- INSTRUCTIONS FOR THE TASK -
Scan the data below for the string "Accident". Show every line where it turns up.

- SOURCE MATERIAL -
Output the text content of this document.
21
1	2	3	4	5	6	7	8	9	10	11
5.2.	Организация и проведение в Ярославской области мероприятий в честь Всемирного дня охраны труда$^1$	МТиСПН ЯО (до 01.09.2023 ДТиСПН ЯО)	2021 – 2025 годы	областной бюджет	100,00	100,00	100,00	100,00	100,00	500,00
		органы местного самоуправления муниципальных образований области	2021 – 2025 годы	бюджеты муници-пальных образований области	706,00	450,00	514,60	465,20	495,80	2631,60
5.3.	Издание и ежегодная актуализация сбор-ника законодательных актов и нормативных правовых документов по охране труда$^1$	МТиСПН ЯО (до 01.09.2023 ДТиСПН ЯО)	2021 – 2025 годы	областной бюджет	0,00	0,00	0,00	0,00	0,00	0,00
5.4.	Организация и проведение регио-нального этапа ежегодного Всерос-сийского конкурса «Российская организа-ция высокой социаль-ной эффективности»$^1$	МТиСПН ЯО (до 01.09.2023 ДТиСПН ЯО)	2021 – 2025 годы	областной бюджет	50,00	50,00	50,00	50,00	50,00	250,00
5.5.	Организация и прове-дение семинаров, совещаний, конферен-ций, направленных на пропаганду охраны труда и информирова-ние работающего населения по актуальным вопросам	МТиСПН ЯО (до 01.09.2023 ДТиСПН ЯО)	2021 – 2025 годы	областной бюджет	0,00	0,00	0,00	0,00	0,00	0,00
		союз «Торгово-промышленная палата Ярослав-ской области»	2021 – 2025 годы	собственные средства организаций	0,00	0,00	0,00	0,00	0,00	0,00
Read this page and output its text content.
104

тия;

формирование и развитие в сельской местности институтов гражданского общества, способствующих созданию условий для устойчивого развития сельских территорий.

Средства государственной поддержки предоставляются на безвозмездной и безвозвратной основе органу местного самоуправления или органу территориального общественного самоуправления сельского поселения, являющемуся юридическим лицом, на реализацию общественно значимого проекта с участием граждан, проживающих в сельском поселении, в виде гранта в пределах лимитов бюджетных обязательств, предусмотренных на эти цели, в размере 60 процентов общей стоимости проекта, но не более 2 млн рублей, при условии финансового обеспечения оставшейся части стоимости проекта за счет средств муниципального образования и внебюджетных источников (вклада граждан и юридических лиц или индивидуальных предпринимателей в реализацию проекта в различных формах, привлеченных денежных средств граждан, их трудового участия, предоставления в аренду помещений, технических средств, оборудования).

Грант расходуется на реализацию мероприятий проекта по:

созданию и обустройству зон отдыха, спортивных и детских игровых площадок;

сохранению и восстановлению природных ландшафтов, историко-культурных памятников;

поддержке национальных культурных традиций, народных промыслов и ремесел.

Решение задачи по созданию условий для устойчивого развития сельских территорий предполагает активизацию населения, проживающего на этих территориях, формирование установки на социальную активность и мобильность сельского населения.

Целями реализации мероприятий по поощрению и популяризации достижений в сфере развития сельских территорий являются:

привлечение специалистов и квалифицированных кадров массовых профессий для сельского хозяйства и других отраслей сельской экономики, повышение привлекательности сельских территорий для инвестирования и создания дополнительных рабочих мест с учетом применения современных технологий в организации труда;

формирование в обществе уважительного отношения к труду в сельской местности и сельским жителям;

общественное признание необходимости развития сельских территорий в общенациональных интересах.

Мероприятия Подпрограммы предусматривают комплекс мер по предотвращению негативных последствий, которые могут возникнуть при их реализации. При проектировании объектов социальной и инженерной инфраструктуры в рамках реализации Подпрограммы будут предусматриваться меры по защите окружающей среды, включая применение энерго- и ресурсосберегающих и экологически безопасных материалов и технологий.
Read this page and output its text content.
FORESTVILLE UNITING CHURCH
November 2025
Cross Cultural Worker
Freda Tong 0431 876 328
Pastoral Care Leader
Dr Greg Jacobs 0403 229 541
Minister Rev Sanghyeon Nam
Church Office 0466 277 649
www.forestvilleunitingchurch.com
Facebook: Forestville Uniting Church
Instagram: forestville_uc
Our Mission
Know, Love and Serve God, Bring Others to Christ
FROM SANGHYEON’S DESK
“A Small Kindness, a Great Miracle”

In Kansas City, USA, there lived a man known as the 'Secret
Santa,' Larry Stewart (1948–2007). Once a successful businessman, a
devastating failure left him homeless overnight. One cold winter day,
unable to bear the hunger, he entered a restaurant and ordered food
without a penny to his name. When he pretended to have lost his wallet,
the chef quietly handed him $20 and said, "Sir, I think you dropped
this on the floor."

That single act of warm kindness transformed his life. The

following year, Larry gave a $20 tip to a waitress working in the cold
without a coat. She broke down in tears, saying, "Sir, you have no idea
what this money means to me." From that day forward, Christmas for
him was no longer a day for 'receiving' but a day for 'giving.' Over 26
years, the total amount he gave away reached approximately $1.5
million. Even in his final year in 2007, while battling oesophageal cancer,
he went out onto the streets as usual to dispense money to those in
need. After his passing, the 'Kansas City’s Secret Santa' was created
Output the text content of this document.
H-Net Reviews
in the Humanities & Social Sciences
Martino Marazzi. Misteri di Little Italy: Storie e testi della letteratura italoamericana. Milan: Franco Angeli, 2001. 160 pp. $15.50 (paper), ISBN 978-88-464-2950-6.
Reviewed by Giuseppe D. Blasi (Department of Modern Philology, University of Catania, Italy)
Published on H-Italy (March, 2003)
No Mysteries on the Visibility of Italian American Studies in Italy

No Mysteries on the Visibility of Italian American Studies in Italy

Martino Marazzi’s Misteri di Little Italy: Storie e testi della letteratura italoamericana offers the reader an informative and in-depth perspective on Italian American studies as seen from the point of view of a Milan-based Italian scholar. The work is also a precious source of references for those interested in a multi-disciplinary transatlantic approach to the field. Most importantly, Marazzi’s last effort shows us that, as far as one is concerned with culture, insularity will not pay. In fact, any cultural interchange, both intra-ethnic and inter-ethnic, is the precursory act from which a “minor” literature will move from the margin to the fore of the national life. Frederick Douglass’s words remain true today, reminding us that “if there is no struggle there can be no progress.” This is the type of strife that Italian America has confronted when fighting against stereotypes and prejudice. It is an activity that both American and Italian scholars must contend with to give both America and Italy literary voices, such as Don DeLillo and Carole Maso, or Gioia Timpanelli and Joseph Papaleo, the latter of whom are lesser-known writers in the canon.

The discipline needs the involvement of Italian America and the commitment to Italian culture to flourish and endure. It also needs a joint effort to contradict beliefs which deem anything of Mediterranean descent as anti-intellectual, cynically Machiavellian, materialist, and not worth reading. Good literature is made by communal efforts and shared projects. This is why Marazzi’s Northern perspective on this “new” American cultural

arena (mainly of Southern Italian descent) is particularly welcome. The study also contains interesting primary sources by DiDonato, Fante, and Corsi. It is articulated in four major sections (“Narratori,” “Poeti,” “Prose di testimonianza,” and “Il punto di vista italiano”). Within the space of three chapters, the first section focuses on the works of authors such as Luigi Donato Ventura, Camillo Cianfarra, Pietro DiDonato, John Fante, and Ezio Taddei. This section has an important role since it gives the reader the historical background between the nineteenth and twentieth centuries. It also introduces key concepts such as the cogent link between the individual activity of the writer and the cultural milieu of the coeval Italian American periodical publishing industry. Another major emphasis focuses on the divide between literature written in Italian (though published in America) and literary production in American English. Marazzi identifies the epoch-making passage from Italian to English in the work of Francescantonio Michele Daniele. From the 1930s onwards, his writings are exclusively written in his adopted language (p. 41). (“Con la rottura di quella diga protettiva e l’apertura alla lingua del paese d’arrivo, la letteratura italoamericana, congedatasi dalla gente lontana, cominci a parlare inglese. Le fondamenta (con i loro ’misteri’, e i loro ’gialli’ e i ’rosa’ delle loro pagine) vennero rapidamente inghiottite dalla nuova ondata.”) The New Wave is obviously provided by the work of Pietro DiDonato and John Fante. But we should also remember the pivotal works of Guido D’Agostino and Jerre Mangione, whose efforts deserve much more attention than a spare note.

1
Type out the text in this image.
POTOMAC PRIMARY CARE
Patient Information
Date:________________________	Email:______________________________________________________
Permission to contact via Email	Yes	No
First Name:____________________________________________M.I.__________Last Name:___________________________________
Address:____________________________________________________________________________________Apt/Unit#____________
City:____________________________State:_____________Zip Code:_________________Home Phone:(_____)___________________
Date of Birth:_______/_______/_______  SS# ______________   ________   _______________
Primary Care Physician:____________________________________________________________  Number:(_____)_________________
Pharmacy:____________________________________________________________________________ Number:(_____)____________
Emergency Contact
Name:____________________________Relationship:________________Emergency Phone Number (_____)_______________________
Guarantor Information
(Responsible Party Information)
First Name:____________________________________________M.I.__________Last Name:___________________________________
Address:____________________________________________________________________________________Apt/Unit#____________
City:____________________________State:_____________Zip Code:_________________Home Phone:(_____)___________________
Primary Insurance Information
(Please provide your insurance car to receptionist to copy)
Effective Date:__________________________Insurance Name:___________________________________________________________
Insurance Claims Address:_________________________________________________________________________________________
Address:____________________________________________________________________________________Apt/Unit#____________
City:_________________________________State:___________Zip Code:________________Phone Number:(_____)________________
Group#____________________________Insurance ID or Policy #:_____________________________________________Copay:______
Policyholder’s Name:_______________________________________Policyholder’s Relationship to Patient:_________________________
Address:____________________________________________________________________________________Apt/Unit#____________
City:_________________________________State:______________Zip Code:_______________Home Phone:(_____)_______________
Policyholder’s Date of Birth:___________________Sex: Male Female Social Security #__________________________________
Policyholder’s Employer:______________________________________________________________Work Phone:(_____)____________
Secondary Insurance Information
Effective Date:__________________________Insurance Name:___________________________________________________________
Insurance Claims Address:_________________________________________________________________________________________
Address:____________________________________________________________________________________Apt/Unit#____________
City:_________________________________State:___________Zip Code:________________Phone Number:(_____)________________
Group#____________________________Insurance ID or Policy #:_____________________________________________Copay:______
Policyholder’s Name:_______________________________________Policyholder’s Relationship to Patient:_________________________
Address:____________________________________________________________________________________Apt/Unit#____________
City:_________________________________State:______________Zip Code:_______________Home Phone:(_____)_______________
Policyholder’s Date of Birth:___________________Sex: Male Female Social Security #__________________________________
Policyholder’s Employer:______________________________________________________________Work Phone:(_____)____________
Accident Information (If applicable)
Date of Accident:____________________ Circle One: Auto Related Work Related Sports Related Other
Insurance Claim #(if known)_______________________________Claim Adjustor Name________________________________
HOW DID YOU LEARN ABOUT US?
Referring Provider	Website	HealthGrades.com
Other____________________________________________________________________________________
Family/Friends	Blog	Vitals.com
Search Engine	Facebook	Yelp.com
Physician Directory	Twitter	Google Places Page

- EXERCISE OUTPUT -
Accident Information (If applicable)
Date of Accident:____________________ Circle One: Auto Related Work Related Sports Related Other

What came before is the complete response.